What you will do: Return the lines below that carry the word "Billing".

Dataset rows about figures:
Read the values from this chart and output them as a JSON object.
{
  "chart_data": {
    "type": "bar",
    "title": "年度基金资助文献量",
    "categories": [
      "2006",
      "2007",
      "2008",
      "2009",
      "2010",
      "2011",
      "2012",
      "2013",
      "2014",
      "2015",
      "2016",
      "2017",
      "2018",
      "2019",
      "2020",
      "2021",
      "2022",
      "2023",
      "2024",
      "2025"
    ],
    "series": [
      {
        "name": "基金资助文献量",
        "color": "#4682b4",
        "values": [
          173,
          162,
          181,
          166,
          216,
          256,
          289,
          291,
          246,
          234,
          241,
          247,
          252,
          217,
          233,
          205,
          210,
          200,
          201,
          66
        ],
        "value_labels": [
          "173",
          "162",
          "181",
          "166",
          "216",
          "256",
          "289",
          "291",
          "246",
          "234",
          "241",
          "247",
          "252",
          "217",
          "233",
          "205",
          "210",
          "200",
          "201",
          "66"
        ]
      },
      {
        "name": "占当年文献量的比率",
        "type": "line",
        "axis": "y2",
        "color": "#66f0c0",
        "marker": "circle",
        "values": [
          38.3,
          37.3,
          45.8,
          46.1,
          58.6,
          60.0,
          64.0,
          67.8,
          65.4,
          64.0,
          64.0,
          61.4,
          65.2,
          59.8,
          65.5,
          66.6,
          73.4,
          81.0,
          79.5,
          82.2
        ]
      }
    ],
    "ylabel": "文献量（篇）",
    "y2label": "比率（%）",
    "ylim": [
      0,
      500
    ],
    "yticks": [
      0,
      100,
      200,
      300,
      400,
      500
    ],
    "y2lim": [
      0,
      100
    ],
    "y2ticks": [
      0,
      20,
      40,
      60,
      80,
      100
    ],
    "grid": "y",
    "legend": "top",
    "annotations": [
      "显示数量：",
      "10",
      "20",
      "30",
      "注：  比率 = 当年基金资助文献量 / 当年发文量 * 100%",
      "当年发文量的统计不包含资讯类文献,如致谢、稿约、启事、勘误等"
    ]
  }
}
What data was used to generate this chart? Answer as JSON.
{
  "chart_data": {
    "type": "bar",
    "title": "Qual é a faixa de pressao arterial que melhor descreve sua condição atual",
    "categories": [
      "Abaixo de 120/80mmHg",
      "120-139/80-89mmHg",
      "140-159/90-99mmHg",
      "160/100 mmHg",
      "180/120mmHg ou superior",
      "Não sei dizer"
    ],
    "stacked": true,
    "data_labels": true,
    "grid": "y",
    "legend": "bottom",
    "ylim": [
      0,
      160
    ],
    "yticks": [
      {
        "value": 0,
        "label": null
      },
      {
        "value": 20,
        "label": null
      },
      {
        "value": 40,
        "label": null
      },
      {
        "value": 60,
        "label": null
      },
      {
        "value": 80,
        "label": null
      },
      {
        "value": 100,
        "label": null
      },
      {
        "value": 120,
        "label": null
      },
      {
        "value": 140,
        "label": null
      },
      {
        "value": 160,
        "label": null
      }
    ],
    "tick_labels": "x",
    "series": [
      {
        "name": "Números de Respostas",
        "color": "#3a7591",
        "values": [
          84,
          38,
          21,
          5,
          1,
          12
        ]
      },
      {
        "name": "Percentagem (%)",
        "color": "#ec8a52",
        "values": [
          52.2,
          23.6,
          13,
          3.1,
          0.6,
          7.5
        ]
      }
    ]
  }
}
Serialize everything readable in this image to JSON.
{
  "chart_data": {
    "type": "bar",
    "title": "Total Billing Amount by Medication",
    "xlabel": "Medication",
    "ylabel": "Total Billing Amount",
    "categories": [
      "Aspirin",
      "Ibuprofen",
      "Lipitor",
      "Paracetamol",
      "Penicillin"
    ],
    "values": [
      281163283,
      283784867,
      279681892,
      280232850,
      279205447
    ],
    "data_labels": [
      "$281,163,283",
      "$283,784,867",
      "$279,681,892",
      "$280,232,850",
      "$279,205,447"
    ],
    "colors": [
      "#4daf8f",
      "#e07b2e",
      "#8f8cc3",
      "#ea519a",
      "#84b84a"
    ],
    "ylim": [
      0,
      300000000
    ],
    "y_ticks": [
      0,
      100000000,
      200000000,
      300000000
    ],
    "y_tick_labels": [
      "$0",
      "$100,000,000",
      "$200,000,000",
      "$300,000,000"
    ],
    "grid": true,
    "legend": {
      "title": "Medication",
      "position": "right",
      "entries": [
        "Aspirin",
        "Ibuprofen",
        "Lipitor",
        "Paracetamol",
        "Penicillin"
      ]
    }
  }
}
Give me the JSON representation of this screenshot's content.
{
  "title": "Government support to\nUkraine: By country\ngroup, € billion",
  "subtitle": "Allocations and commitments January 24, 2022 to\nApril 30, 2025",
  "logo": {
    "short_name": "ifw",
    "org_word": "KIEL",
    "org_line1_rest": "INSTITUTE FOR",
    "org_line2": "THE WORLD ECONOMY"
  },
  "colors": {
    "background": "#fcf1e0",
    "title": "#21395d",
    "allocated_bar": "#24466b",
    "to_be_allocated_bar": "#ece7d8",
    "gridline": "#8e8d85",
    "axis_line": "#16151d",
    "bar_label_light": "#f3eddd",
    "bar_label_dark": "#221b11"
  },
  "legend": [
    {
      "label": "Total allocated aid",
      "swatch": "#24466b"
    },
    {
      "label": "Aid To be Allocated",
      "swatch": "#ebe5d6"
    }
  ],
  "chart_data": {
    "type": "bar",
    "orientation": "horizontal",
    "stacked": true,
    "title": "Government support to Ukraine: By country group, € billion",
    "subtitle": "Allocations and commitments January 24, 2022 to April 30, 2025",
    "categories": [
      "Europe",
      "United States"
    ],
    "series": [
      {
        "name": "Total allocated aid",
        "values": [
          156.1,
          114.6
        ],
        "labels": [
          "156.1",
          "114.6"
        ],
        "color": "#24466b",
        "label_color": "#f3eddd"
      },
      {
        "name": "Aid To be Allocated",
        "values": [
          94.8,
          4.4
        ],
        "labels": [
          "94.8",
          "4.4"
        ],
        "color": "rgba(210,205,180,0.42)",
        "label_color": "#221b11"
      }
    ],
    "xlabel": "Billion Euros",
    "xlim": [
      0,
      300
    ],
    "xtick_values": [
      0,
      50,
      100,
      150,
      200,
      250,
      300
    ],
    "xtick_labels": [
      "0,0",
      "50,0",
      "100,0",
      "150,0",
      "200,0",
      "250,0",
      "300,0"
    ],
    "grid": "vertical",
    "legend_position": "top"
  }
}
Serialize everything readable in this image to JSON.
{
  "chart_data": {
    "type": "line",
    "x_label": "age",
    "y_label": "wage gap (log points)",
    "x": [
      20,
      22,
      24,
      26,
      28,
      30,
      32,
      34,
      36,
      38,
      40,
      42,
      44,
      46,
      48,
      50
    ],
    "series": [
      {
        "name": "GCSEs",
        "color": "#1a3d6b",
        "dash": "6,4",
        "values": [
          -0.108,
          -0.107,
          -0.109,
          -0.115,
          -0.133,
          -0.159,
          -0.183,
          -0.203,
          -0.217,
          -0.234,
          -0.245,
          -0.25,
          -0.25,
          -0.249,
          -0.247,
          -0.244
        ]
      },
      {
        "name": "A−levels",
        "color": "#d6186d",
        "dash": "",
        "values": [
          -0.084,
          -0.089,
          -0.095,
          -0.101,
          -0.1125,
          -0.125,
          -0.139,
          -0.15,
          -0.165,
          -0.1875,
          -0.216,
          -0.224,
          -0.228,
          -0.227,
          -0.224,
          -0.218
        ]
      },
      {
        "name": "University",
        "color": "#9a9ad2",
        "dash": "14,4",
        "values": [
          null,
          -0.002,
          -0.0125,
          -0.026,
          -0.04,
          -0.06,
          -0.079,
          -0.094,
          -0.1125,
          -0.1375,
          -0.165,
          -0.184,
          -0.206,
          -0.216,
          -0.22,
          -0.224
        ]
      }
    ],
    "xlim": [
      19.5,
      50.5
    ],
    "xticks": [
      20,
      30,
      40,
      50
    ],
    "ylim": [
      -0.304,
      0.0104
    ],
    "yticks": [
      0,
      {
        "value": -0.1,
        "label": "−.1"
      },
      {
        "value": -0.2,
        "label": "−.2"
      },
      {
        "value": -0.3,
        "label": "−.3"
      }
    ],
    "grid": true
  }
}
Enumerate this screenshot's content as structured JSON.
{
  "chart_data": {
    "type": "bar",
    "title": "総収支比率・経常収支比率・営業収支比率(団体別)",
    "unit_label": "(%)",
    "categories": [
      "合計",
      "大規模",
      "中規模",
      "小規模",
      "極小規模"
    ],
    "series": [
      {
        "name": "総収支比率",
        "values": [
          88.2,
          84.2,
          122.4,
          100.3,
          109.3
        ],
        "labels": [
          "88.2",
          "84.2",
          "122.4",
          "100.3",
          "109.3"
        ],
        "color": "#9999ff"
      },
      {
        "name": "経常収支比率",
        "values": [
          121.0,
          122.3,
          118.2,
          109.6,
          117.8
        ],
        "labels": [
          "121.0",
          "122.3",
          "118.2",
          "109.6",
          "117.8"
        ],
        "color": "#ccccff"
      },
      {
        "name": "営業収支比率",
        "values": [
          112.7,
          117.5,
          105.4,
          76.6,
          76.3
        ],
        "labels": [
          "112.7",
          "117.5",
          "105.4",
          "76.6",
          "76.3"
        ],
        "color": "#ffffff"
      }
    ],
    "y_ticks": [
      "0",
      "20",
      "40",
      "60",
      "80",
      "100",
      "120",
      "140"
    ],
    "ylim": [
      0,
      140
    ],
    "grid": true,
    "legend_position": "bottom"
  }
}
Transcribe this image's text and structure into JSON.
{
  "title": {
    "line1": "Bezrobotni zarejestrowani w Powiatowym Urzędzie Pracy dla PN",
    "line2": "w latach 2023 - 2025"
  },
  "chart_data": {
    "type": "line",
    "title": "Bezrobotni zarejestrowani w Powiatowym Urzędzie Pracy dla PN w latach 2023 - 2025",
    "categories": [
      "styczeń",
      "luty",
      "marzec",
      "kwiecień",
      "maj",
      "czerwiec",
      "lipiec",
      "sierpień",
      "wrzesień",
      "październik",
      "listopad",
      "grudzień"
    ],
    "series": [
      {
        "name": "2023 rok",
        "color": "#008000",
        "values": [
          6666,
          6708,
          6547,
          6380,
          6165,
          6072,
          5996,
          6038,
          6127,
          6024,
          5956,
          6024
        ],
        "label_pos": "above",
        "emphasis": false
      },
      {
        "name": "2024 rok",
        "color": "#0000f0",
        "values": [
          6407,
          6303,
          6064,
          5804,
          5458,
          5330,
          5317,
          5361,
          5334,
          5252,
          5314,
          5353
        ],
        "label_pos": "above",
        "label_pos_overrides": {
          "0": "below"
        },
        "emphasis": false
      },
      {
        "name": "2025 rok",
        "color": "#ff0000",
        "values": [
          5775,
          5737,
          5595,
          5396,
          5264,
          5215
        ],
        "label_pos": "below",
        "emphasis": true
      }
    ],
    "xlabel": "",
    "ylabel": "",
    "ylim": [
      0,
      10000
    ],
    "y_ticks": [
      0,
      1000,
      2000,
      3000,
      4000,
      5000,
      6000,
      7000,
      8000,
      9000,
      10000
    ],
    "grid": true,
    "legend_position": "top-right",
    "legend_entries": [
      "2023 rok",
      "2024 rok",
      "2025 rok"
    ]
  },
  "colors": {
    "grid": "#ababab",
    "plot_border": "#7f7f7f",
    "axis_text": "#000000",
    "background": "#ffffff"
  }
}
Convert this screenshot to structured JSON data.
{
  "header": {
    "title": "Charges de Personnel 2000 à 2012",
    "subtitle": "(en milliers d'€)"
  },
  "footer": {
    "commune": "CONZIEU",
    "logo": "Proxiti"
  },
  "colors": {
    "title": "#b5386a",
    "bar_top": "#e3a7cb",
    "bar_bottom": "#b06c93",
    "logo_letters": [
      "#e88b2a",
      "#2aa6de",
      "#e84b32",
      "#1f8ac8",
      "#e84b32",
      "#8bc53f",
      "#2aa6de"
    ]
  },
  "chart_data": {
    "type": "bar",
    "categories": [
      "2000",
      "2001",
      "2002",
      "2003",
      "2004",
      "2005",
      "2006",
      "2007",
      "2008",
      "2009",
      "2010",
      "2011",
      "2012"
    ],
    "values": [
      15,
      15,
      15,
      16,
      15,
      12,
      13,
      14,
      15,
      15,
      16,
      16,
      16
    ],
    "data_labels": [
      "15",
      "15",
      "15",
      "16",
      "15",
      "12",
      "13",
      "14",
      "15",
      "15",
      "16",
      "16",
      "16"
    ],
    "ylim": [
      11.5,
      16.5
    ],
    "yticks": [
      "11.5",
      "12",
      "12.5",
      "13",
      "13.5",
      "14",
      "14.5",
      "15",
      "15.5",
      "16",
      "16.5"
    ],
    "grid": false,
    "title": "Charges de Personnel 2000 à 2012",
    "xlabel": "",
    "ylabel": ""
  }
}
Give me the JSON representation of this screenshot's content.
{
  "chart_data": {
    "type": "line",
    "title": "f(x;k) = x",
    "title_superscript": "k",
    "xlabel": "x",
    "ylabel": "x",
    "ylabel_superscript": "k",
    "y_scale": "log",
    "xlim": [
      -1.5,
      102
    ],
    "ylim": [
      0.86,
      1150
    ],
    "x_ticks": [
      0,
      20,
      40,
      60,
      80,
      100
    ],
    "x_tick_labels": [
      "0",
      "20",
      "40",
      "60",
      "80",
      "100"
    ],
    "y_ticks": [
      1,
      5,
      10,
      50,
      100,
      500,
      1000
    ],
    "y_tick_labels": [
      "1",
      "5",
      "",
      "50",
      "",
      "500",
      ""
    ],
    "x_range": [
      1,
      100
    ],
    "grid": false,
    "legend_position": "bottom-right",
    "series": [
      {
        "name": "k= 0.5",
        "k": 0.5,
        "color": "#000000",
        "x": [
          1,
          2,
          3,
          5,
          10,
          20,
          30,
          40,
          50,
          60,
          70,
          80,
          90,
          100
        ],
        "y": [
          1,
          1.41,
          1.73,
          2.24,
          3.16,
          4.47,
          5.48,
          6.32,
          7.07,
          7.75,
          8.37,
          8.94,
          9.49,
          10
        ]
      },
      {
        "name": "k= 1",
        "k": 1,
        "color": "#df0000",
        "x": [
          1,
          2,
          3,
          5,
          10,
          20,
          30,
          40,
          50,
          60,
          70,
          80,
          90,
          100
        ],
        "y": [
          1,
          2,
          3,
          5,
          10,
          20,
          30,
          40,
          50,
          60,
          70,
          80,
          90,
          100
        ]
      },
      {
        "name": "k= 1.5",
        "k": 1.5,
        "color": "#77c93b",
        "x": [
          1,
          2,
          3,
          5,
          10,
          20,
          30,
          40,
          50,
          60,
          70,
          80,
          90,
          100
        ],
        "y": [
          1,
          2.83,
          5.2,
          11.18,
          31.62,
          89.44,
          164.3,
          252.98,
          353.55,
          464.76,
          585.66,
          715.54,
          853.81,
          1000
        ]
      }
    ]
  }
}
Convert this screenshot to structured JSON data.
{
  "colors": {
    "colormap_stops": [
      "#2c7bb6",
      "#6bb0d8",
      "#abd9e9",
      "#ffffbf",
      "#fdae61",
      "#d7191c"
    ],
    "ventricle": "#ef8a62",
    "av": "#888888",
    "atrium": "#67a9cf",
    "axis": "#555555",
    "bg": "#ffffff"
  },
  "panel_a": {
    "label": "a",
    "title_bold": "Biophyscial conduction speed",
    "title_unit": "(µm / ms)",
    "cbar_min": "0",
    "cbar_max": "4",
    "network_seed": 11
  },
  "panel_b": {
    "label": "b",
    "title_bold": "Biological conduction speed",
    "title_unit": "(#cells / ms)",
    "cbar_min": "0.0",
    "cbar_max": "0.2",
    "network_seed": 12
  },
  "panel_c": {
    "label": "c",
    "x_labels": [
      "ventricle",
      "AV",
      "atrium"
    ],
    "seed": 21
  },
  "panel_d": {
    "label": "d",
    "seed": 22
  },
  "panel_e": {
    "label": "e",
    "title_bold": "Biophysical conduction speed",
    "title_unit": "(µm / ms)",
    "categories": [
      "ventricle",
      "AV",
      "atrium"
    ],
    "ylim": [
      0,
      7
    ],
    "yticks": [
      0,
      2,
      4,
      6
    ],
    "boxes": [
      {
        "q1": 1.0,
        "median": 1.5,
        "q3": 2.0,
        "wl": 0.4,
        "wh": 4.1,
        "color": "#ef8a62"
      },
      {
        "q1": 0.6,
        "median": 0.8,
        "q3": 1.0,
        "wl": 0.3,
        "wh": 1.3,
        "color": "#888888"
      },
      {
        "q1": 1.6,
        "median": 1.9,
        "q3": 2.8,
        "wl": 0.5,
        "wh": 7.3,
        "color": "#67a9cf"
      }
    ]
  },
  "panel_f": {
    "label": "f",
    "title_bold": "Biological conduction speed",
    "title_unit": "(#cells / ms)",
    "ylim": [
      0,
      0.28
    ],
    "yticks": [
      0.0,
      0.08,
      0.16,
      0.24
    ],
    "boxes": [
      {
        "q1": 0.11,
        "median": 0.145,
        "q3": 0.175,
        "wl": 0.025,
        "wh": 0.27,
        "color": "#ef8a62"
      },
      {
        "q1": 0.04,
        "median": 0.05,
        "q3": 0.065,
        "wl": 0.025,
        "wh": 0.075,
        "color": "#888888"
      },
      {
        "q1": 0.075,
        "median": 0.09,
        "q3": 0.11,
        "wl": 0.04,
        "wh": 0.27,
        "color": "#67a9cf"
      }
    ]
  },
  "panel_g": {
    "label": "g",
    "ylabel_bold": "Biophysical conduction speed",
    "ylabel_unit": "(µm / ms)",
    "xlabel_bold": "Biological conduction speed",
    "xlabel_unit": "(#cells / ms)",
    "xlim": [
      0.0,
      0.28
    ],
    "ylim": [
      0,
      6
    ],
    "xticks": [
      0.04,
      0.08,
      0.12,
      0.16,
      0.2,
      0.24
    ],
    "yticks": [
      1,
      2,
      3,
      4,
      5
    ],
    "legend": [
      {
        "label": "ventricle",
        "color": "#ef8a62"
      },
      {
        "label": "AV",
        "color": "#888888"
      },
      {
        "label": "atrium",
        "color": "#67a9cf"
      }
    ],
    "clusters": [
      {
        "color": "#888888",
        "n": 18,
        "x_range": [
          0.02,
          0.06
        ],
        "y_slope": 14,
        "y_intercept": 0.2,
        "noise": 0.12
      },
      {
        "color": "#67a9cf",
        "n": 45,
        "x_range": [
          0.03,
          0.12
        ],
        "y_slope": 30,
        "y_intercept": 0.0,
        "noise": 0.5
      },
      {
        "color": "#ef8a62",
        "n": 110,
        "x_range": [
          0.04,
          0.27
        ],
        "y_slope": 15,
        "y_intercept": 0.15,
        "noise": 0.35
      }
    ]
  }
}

Final result:
    "title": "Total Billing Amount by Medication",
    "ylabel": "Total Billing Amount",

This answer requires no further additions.